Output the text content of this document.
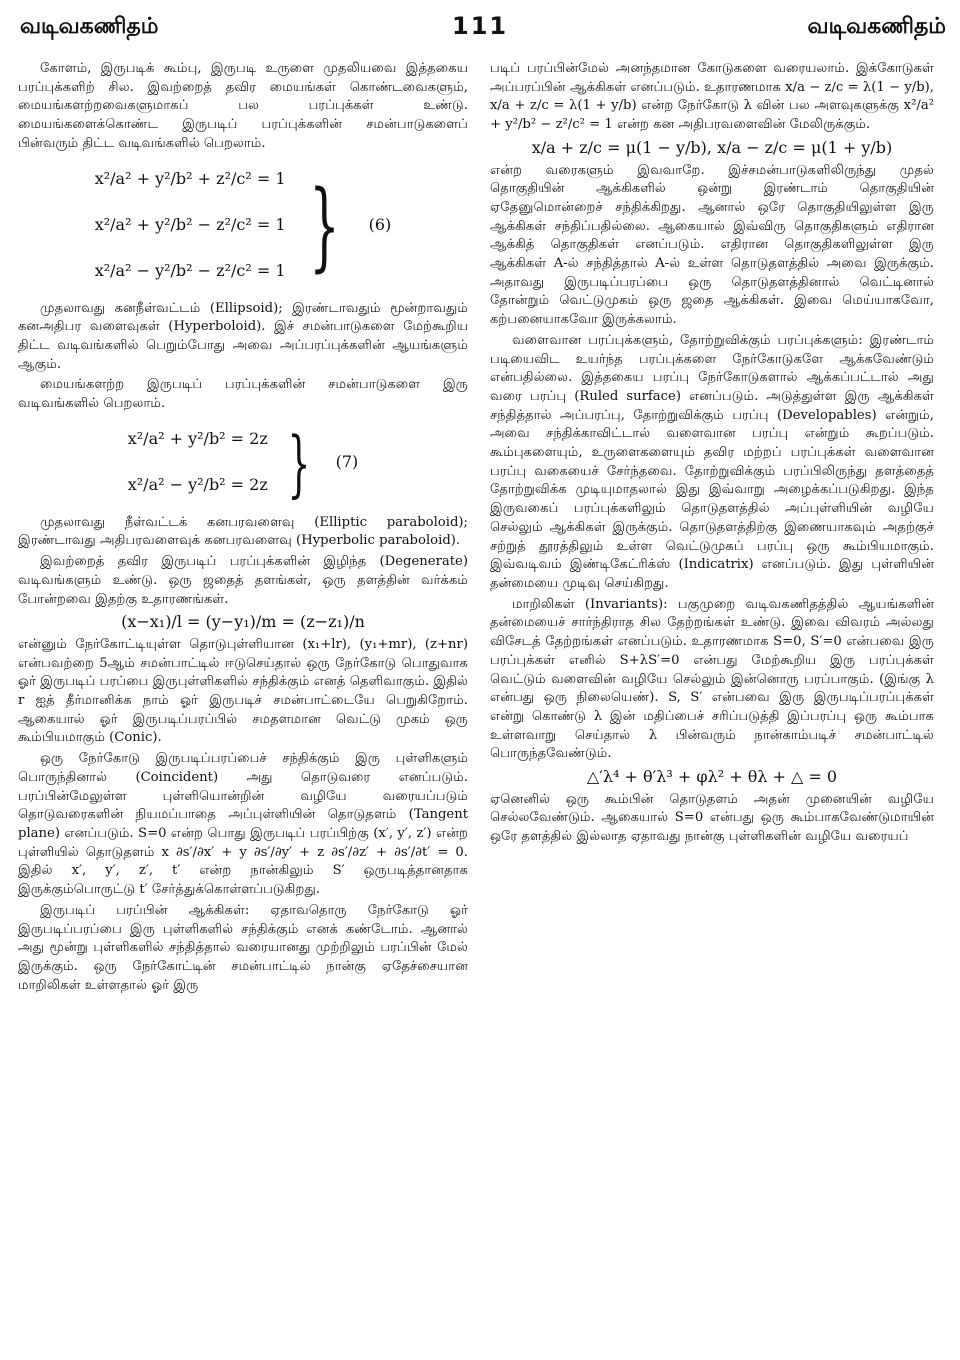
வடிவகணிதம்	111	வடிவகணிதம்

கோளம், இருபடிக் கூம்பு, இருபடி உருளை முதலியவை இத்தகைய பரப்புக்களிற் சில. இவற்றைத் தவிர மையங்கள் கொண்டவைகளும், மையங்களற்றவைகளுமாகப் பல பரப்புக்கள் உண்டு. மையங்களைக்கொண்ட இருபடிப் பரப்புக்களின் சமன்பாடுகளைப் பின்வரும் திட்ட வடிவங்களில் பெறலாம்.

x²/a² + y²/b² + z²/c² = 1
x²/a² + y²/b² − z²/c² = 1
x²/a² − y²/b² − z²/c² = 1 } (6)

முதலாவது கனநீள்வட்டம் (Ellipsoid); இரண்டாவதும் மூன்றாவதும் கனஅதிபர வளைவுகள் (Hyperboloid). இச் சமன்பாடுகளை மேற்கூறிய திட்ட வடிவங்களில் பெறும்போது அவை அப்பரப்புக்களின் ஆயங்களும் ஆகும்.

மையங்களற்ற இருபடிப் பரப்புக்களின் சமன்பாடுகளை இரு வடிவங்களில் பெறலாம்.

x²/a² + y²/b² = 2z
x²/a² − y²/b² = 2z } (7)

முதலாவது நீள்வட்டக் கனபரவளைவு (Elliptic paraboloid); இரண்டாவது அதிபரவளைவுக் கனபரவளைவு (Hyperbolic paraboloid).

இவற்றைத் தவிர இருபடிப் பரப்புக்களின் இழிந்த (Degenerate) வடிவங்களும் உண்டு. ஒரு ஜதைத் தளங்கள், ஒரு தளத்தின் வர்க்கம் போன்றவை இதற்கு உதாரணங்கள்.

(x−x₁)/l = (y−y₁)/m = (z−z₁)/n

என்னும் நேர்கோட்டியுள்ள தொடுபுள்ளியான (x₁+lr), (y₁+mr), (z+nr) என்பவற்றை 5ஆம் சமன்பாட்டில் ஈடுசெய்தால் ஒரு நேர்கோடு பொதுவாக ஓர் இருபடிப் பரப்பை இருபுள்ளிகளில் சந்திக்கும் எனத் தெளிவாகும். இதில் r ஐத் தீர்மானிக்க நாம் ஓர் இருபடிச் சமன்பாட்டையே பெறுகிறோம். ஆகையால் ஓர் இருபடிப்பரப்பில் சமதளமான வெட்டு முகம் ஒரு கூம்பியமாகும் (Conic).

ஒரு நேர்கோடு இருபடிப்பரப்பைச் சந்திக்கும் இரு புள்ளிகளும் பொருந்தினால் (Coincident) அது தொடுவரை எனப்படும். பரப்பின்மேலுள்ள புள்ளியொன்றின் வழியே வரையப்படும் தொடுவரைகளின் நியமப்பாதை அப்புள்ளியின் தொடுதளம் (Tangent plane) எனப்படும். S=0 என்ற பொது இருபடிப் பரப்பிற்கு (x′, y′, z′) என்ற புள்ளியில் தொடுதளம் x ∂s′/∂x′ + y ∂s′/∂y′ + z ∂s′/∂z′ + ∂s′/∂t′ = 0. இதில் x′, y′, z′, t′ என்ற நான்கிலும் S′ ஒருபடித்தானதாக இருக்கும்பொருட்டு t′ சேர்த்துக்கொள்ளப்படுகிறது.

இருபடிப் பரப்பின் ஆக்கிகள்: ஏதாவதொரு நேர்கோடு ஓர் இருபடிப்பரப்பை இரு புள்ளிகளில் சந்திக்கும் எனக் கண்டோம். ஆனால் அது மூன்று புள்ளிகளில் சந்தித்தால் வரையானது முற்றிலும் பரப்பின் மேல் இருக்கும். ஒரு நேர்கோட்டின் சமன்பாட்டில் நான்கு ஏதேச்சையான மாறிலிகள் உள்ளதால் ஓர் இரு

படிப் பரப்பின்மேல் அனந்தமான கோடுகளை வரையலாம். இக்கோடுகள் அப்பரப்பின் ஆக்கிகள் எனப்படும். உதாரணமாக x/a − z/c = λ(1 − y/b), x/a + z/c = λ(1 + y/b) என்ற நேர்கோடு λ வின் பல அளவுகளுக்கு x²/a² + y²/b² − z²/c² = 1 என்ற கன அதிபரவளைவின் மேலிருக்கும்.

x/a + z/c = μ(1 − y/b), x/a − z/c = μ(1 + y/b)

என்ற வரைகளும் இவவாறே. இச்சமன்பாடுகளிலிருந்து முதல் தொகுதியின் ஆக்கிகளில் ஒன்று இரண்டாம் தொகுதியின் ஏதேனுமொன்றைச் சந்திக்கிறது. ஆனால் ஒரே தொகுதியிலுள்ள இரு ஆக்கிகள் சந்திப்பதில்லை. ஆகையால் இவ்விரு தொகுதிகளும் எதிரான ஆக்கித் தொகுதிகள் எனப்படும். எதிரான தொகுதிகளிலுள்ள இரு ஆக்கிகள் A-ல் சந்தித்தால் A-ல் உள்ள தொடுதளத்தில் அவை இருக்கும். அதாவது இருபடிப்பரப்பை ஒரு தொடுதளத்தினால் வெட்டினால் தோன்றும் வெட்டுமுகம் ஒரு ஜதை ஆக்கிகள். இவை மெய்யாகவோ, கற்பனையாகவோ இருக்கலாம்.

வளைவான பரப்புக்களும், தோற்றுவிக்கும் பரப்புக்களும்: இரண்டாம் படியைவிட உயர்ந்த பரப்புக்களை நேர்கோடுகளே ஆக்கவேண்டும் என்பதில்லை. இத்தகைய பரப்பு நேர்கோடுகளால் ஆக்கப்பட்டால் அது வரை பரப்பு (Ruled surface) எனப்படும். அடுத்துள்ள இரு ஆக்கிகள் சந்தித்தால் அப்பரப்பு, தோற்றுவிக்கும் பரப்பு (Developables) என்றும், அவை சந்திக்காவிட்டால் வளைவான பரப்பு என்றும் கூறப்படும். கூம்புகளையும், உருளைகளையும் தவிர மற்றப் பரப்புக்கள் வளைவான பரப்பு வகையைச் சேர்ந்தவை. தோற்றுவிக்கும் பரப்பிலிருந்து தளத்தைத் தோற்றுவிக்க முடியுமாதலால் இது இவ்வாறு அழைக்கப்படுகிறது. இந்த இருவகைப் பரப்புக்களிலும் தொடுதளத்தில் அப்புள்ளியின் வழியே செல்லும் ஆக்கிகள் இருக்கும். தொடுதளத்திற்கு இணையாகவும் அதற்குச் சற்றுத் தூரத்திலும் உள்ள வெட்டுமுகப் பரப்பு ஒரு கூம்பியமாகும். இவ்வடிவம் இண்டிகேட்ரிக்ஸ் (Indicatrix) எனப்படும். இது புள்ளியின் தன்மையை முடிவு செய்கிறது.

மாறிலிகள் (Invariants): பகுமுறை வடிவகணிதத்தில் ஆயங்களின் தன்மையைச் சார்ந்திராத சில தேற்றங்கள் உண்டு. இவை விவரம் அல்லது விசேடத் தேற்றங்கள் எனப்படும். உதாரணமாக S=0, S′=0 என்பவை இரு பரப்புக்கள் எனில் S+λS′=0 என்பது மேற்கூறிய இரு பரப்புக்கள் வெட்டும் வளைவின் வழியே செல்லும் இன்னொரு பரப்பாகும். (இங்கு λ என்பது ஒரு நிலையெண்). S, S′ என்பவை இரு இருபடிப்பரப்புக்கள் என்று கொண்டு λ இன் மதிப்பைச் சரிப்படுத்தி இப்பரப்பு ஒரு கூம்பாக உள்ளவாறு செய்தால் λ பின்வரும் நான்காம்படிச் சமன்பாட்டில் பொருந்தவேண்டும்.

△′λ⁴ + θ′λ³ + φλ² + θλ + △ = 0

ஏனெனில் ஒரு கூம்பின் தொடுதளம் அதன் முனையின் வழியே செல்லவேண்டும். ஆகையால் S=0 என்பது ஒரு கூம்பாகவேண்டுமாயின் ஒரே தளத்தில் இல்லாத ஏதாவது நான்கு புள்ளிகளின் வழியே வரையப்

# YOUR TASK
Find every line that has "பரவள" in it, then return those lines.

# TASK OUTPUT
முதலாவது நீள்வட்டக் கனபரவளைவு (Elliptic paraboloid); இரண்டாவது அதிபரவளைவுக் கனபரவளைவு (Hyperbolic paraboloid).
படிப் பரப்பின்மேல் அனந்தமான கோடுகளை வரையலாம். இக்கோடுகள் அப்பரப்பின் ஆக்கிகள் எனப்படும். உதாரணமாக x/a − z/c = λ(1 − y/b), x/a + z/c = λ(1 + y/b) என்ற நேர்கோடு λ வின் பல அளவுகளுக்கு x²/a² + y²/b² − z²/c² = 1 என்ற கன அதிபரவளைவின் மேலிருக்கும்.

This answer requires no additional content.